* _Exercise details_
The reply must reproduce each line below exactly.

* _Records for the exercise_

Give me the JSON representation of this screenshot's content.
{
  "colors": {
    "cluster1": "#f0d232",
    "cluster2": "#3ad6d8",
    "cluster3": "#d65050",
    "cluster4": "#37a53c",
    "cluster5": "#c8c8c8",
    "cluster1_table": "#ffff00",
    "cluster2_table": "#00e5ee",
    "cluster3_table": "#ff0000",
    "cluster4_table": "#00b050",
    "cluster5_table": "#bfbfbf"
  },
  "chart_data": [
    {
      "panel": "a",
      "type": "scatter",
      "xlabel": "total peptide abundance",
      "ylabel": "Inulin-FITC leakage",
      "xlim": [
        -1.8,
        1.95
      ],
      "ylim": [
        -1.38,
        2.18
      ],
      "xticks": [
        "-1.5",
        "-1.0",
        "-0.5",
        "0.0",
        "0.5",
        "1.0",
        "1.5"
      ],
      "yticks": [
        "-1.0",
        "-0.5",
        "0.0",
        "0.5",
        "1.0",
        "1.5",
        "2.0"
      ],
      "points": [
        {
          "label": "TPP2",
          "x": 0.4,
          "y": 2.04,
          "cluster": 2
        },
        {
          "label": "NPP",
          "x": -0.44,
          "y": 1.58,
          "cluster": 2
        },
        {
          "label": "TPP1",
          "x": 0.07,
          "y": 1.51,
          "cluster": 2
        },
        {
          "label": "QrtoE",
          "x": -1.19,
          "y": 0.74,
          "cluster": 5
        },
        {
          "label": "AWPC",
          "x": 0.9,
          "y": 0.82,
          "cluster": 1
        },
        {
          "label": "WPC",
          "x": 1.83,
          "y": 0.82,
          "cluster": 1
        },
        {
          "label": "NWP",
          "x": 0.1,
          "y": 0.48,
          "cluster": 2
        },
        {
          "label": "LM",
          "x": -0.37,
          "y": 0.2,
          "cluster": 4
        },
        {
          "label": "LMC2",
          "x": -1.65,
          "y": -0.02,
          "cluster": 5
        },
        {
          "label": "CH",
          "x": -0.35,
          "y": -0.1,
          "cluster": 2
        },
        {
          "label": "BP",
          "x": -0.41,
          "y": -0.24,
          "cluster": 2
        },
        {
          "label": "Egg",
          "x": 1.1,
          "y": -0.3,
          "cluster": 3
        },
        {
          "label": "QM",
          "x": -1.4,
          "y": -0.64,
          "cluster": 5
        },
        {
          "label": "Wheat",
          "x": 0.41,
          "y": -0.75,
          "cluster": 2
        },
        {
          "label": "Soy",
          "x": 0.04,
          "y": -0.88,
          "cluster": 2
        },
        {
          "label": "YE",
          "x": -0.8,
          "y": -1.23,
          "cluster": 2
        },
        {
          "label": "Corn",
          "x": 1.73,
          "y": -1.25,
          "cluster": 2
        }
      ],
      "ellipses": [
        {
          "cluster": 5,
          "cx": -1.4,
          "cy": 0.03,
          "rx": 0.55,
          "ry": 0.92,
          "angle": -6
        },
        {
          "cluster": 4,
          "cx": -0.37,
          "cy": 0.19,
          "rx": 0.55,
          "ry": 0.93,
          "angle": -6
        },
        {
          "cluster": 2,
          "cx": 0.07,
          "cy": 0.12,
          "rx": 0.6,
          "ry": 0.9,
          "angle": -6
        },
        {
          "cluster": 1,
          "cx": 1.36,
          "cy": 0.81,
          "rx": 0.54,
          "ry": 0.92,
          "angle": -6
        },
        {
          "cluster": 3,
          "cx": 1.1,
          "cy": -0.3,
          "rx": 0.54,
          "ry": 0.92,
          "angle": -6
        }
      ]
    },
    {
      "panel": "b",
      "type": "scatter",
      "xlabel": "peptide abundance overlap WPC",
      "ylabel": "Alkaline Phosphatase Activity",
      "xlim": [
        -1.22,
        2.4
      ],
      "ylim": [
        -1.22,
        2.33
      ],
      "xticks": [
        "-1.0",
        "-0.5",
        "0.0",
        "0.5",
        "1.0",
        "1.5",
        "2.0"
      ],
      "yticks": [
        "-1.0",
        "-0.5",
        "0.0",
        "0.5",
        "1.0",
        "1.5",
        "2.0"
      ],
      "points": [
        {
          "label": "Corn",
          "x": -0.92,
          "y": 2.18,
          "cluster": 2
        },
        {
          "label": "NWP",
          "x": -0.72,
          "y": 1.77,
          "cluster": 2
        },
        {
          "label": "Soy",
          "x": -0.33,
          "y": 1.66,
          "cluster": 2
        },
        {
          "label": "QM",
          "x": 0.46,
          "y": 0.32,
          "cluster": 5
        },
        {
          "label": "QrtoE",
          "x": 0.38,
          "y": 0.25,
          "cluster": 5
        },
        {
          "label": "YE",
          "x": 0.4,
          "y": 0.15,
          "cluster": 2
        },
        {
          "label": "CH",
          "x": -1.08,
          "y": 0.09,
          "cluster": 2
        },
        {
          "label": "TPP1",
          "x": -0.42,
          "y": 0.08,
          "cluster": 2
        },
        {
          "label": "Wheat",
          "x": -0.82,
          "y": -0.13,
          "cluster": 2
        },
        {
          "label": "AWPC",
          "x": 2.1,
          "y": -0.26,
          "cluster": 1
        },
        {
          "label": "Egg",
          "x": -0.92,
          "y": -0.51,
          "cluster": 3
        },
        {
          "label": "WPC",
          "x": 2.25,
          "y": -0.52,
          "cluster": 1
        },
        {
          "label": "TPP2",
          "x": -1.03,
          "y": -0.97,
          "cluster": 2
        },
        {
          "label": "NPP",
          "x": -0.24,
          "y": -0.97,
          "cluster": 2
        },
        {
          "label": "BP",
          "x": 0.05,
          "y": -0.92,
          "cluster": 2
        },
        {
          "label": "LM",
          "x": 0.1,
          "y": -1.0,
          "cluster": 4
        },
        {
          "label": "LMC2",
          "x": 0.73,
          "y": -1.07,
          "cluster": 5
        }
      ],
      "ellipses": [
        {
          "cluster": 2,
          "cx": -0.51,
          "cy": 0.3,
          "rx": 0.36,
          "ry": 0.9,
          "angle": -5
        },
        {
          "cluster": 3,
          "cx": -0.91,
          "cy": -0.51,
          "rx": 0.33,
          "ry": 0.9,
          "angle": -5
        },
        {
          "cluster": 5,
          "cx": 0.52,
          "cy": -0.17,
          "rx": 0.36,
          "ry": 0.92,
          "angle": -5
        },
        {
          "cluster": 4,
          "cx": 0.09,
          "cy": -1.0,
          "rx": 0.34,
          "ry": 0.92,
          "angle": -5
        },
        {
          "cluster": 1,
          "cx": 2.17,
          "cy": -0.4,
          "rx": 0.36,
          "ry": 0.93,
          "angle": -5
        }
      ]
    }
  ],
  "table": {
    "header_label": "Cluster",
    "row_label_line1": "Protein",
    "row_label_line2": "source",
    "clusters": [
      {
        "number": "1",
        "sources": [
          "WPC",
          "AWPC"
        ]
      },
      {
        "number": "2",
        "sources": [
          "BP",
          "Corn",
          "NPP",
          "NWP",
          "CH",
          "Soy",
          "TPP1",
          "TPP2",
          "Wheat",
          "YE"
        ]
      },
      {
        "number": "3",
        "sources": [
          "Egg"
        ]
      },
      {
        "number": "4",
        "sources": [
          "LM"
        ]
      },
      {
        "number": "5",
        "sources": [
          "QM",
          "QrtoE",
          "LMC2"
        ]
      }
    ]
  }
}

* _Exercise result_
Give me the JSON representation of this screenshot's content.
{
  "colors": {
    "cluster1": "#f0d232",
    "cluster2": "#3ad6d8",
    "cluster3": "#d65050",
    "cluster4": "#37a53c",
    "cluster5": "#c8c8c8",
    "cluster1_table": "#ffff00",
    "cluster2_table": "#00e5ee",
    "cluster3_table": "#ff0000",
    "cluster4_table": "#00b050",
    "cluster5_table": "#bfbfbf"
  },
  "chart_data": [
    {
      "panel": "a",
      "type": "scatter",
      "xlabel": "total peptide abundance",
      "ylabel": "Inulin-FITC leakage",
      "xlim": [
        -1.8,
        1.95
      ],
      "ylim": [
        -1.38,
        2.18
      ],
      "xticks": [
        "-1.5",
        "-1.0",
        "-0.5",
        "0.0",
        "0.5",
        "1.0",
        "1.5"
      ],
      "yticks": [
        "-1.0",
        "-0.5",
        "0.0",
        "0.5",
        "1.0",
        "1.5",
        "2.0"
      ],
      "points": [
        {
          "label": "TPP2",
          "x": 0.4,
          "y": 2.04,
          "cluster": 2
        },
        {
          "label": "NPP",
          "x": -0.44,
          "y": 1.58,
          "cluster": 2
        },
        {
          "label": "TPP1",
          "x": 0.07,
          "y": 1.51,
          "cluster": 2
        },
        {
          "label": "QrtoE",
          "x": -1.19,
          "y": 0.74,
          "cluster": 5
        },
        {
          "label": "AWPC",
          "x": 0.9,
          "y": 0.82,
          "cluster": 1
        },
        {
          "label": "WPC",
          "x": 1.83,
          "y": 0.82,
          "cluster": 1
        },
        {
          "label": "NWP",
          "x": 0.1,
          "y": 0.48,
          "cluster": 2
        },
        {
          "label": "LM",
          "x": -0.37,
          "y": 0.2,
          "cluster": 4
        },
        {
          "label": "LMC2",
          "x": -1.65,
          "y": -0.02,
          "cluster": 5
        },
        {
          "label": "CH",
          "x": -0.35,
          "y": -0.1,
          "cluster": 2
        },
        {
          "label": "BP",
          "x": -0.41,
          "y": -0.24,
          "cluster": 2
        },
        {
          "label": "Egg",
          "x": 1.1,
          "y": -0.3,
          "cluster": 3
        },
        {
          "label": "QM",
          "x": -1.4,
          "y": -0.64,
          "cluster": 5
        },
        {
          "label": "Wheat",
          "x": 0.41,
          "y": -0.75,
          "cluster": 2
        },
        {
          "label": "Soy",
          "x": 0.04,
          "y": -0.88,
          "cluster": 2
        },
        {
          "label": "YE",
          "x": -0.8,
          "y": -1.23,
          "cluster": 2
        },
        {
          "label": "Corn",
          "x": 1.73,
          "y": -1.25,
          "cluster": 2
        }
      ],
      "ellipses": [
        {
          "cluster": 5,
          "cx": -1.4,
          "cy": 0.03,
          "rx": 0.55,
          "ry": 0.92,
          "angle": -6
        },
        {
          "cluster": 4,
          "cx": -0.37,
          "cy": 0.19,
          "rx": 0.55,
          "ry": 0.93,
          "angle": -6
        },
        {
          "cluster": 2,
          "cx": 0.07,
          "cy": 0.12,
          "rx": 0.6,
          "ry": 0.9,
          "angle": -6
        },
        {
          "cluster": 1,
          "cx": 1.36,
          "cy": 0.81,
          "rx": 0.54,
          "ry": 0.92,
          "angle": -6
        },
        {
          "cluster": 3,
          "cx": 1.1,
          "cy": -0.3,
          "rx": 0.54,
          "ry": 0.92,
          "angle": -6
        }
      ]
    },
    {
      "panel": "b",
      "type": "scatter",
      "xlabel": "peptide abundance overlap WPC",
      "ylabel": "Alkaline Phosphatase Activity",
      "xlim": [
        -1.22,
        2.4
      ],
      "ylim": [
        -1.22,
        2.33
      ],
      "xticks": [
        "-1.0",
        "-0.5",
        "0.0",
        "0.5",
        "1.0",
        "1.5",
        "2.0"
      ],
      "yticks": [
        "-1.0",
        "-0.5",
        "0.0",
        "0.5",
        "1.0",
        "1.5",
        "2.0"
      ],
      "points": [
        {
          "label": "Corn",
          "x": -0.92,
          "y": 2.18,
          "cluster": 2
        },
        {
          "label": "NWP",
          "x": -0.72,
          "y": 1.77,
          "cluster": 2
        },
        {
          "label": "Soy",
          "x": -0.33,
          "y": 1.66,
          "cluster": 2
        },
        {
          "label": "QM",
          "x": 0.46,
          "y": 0.32,
          "cluster": 5
        },
        {
          "label": "QrtoE",
          "x": 0.38,
          "y": 0.25,
          "cluster": 5
        },
        {
          "label": "YE",
          "x": 0.4,
          "y": 0.15,
          "cluster": 2
        },
        {
          "label": "CH",
          "x": -1.08,
          "y": 0.09,
          "cluster": 2
        },
        {
          "label": "TPP1",
          "x": -0.42,
          "y": 0.08,
          "cluster": 2
        },
        {
          "label": "Wheat",
          "x": -0.82,
          "y": -0.13,
          "cluster": 2
        },
        {
          "label": "AWPC",
          "x": 2.1,
          "y": -0.26,
          "cluster": 1
        },
        {
          "label": "Egg",
          "x": -0.92,
          "y": -0.51,
          "cluster": 3
        },
        {
          "label": "WPC",
          "x": 2.25,
          "y": -0.52,
          "cluster": 1
        },
        {
          "label": "TPP2",
          "x": -1.03,
          "y": -0.97,
          "cluster": 2
        },
        {
          "label": "NPP",
          "x": -0.24,
          "y": -0.97,
          "cluster": 2
        },
        {
          "label": "BP",
          "x": 0.05,
          "y": -0.92,
          "cluster": 2
        },
        {
          "label": "LM",
          "x": 0.1,
          "y": -1.0,
          "cluster": 4
        },
        {
          "label": "LMC2",
          "x": 0.73,
          "y": -1.07,
          "cluster": 5
        }
      ],
      "ellipses": [
        {
          "cluster": 2,
          "cx": -0.51,
          "cy": 0.3,
          "rx": 0.36,
          "ry": 0.9,
          "angle": -5
        },
        {
          "cluster": 3,
          "cx": -0.91,
          "cy": -0.51,
          "rx": 0.33,
          "ry": 0.9,
          "angle": -5
        },
        {
          "cluster": 5,
          "cx": 0.52,
          "cy": -0.17,
          "rx": 0.36,
          "ry": 0.92,
          "angle": -5
        },
        {
          "cluster": 4,
          "cx": 0.09,
          "cy": -1.0,
          "rx": 0.34,
          "ry": 0.92,
          "angle": -5
        },
        {
          "cluster": 1,
          "cx": 2.17,
          "cy": -0.4,
          "rx": 0.36,
          "ry": 0.93,
          "angle": -5
        }
      ]
    }
  ],
  "table": {
    "header_label": "Cluster",
    "row_label_line1": "Protein",
    "row_label_line2": "source",
    "clusters": [
      {
        "number": "1",
        "sources": [
          "WPC",
          "AWPC"
        ]
      },
      {
        "number": "2",
        "sources": [
          "BP",
          "Corn",
          "NPP",
          "NWP",
          "CH",
          "Soy",
          "TPP1",
          "TPP2",
          "Wheat",
          "YE"
        ]
      },
      {
        "number": "3",
        "sources": [
          "Egg"
        ]
      },
      {
        "number": "4",
        "sources": [
          "LM"
        ]
      },
      {
        "number": "5",
        "sources": [
          "QM",
          "QrtoE",
          "LMC2"
        ]
      }
    ]
  }
}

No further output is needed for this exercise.